_The task:_
Check each line of the records below for the string "text", then state how many lines contain it, with no other output.

_Records to use:_
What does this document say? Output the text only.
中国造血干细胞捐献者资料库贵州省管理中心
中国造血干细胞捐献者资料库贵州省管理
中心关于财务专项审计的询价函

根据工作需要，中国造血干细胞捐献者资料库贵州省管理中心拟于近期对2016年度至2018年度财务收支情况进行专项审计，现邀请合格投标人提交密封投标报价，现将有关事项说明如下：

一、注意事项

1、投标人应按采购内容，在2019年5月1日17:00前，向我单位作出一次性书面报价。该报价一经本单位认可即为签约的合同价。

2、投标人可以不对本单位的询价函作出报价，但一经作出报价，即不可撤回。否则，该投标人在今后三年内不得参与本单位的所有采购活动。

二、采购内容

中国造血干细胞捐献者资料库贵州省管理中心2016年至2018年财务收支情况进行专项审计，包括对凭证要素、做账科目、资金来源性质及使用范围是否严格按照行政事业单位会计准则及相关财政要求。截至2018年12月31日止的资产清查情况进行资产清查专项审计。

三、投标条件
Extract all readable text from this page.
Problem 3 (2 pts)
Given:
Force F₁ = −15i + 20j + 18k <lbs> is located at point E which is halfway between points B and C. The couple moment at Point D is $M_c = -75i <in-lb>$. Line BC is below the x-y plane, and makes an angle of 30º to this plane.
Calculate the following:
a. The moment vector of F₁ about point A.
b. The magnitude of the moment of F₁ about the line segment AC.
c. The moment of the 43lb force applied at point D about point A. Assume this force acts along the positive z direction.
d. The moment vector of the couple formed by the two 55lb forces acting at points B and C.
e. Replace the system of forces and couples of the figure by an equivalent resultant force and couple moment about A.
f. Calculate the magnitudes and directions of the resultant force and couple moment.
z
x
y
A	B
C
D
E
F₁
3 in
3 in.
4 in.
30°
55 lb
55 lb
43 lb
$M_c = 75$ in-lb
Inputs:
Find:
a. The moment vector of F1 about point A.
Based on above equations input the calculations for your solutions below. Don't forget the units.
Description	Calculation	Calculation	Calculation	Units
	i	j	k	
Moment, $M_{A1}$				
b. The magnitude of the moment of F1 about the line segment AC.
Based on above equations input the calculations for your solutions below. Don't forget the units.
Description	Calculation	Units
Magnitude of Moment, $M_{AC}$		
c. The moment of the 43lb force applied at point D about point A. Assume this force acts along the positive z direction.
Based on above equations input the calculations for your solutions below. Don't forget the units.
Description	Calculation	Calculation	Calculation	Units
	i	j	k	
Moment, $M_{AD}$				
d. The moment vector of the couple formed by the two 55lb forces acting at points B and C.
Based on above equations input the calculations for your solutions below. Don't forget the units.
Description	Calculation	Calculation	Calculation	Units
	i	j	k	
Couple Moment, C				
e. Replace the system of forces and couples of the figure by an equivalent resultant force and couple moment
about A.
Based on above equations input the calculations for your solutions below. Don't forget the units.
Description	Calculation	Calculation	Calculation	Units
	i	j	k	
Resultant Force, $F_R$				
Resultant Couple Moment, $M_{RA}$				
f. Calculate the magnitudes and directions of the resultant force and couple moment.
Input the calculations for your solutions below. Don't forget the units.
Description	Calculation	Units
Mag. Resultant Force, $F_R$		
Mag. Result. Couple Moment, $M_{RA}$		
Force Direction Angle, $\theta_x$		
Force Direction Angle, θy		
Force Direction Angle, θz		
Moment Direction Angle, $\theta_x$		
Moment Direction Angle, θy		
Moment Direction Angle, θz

_Solved exercise:_
2